● **Written problem**
Which lines below hold the word "Shuffling"? Report each one.

[Records from a data source]
-- begin --
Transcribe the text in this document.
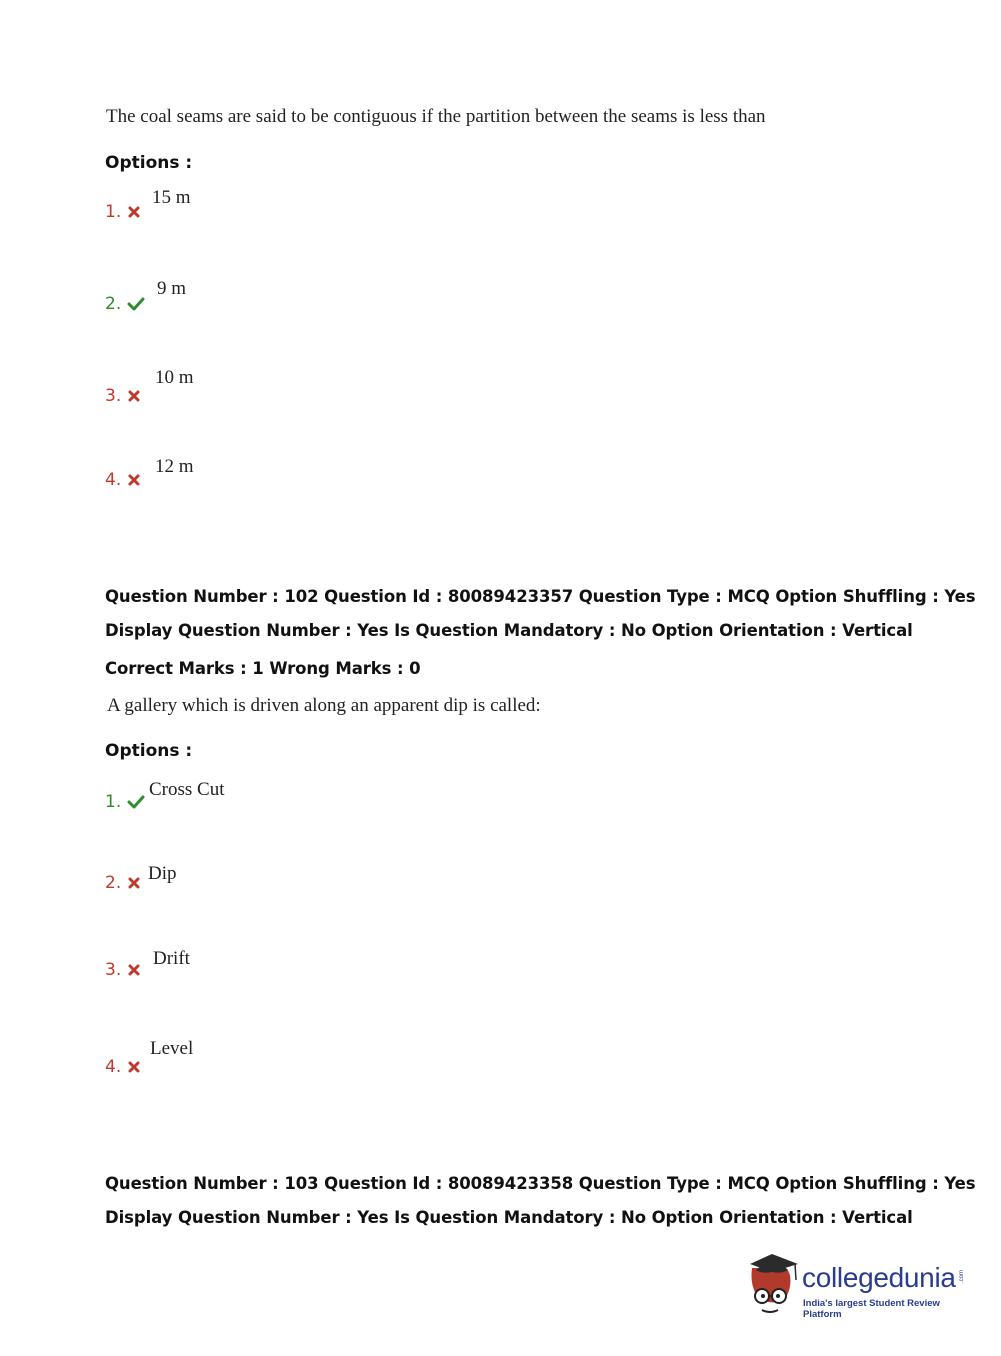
The coal seams are said to be contiguous if the partition between the seams is less than
Options :
1.
15 m
2.
9 m
3.
10 m
4.
12 m
Question Number : 102 Question Id : 80089423357 Question Type : MCQ Option Shuffling : Yes
Display Question Number : Yes Is Question Mandatory : No Option Orientation : Vertical
Correct Marks : 1 Wrong Marks : 0
A gallery which is driven along an apparent dip is called:
Options :
1.
Cross Cut
2. Dip
3.
Drift
4.
Level
Question Number : 103 Question Id : 80089423358 Question Type : MCQ Option Shuffling : Yes
Display Question Number : Yes Is Question Mandatory : No Option Orientation : Vertical
collegedunia .com
India's largest Student Review Platform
-- end --
● **The solution**
Question Number : 102 Question Id : 80089423357 Question Type : MCQ Option Shuffling : Yes
Question Number : 103 Question Id : 80089423358 Question Type : MCQ Option Shuffling : Yes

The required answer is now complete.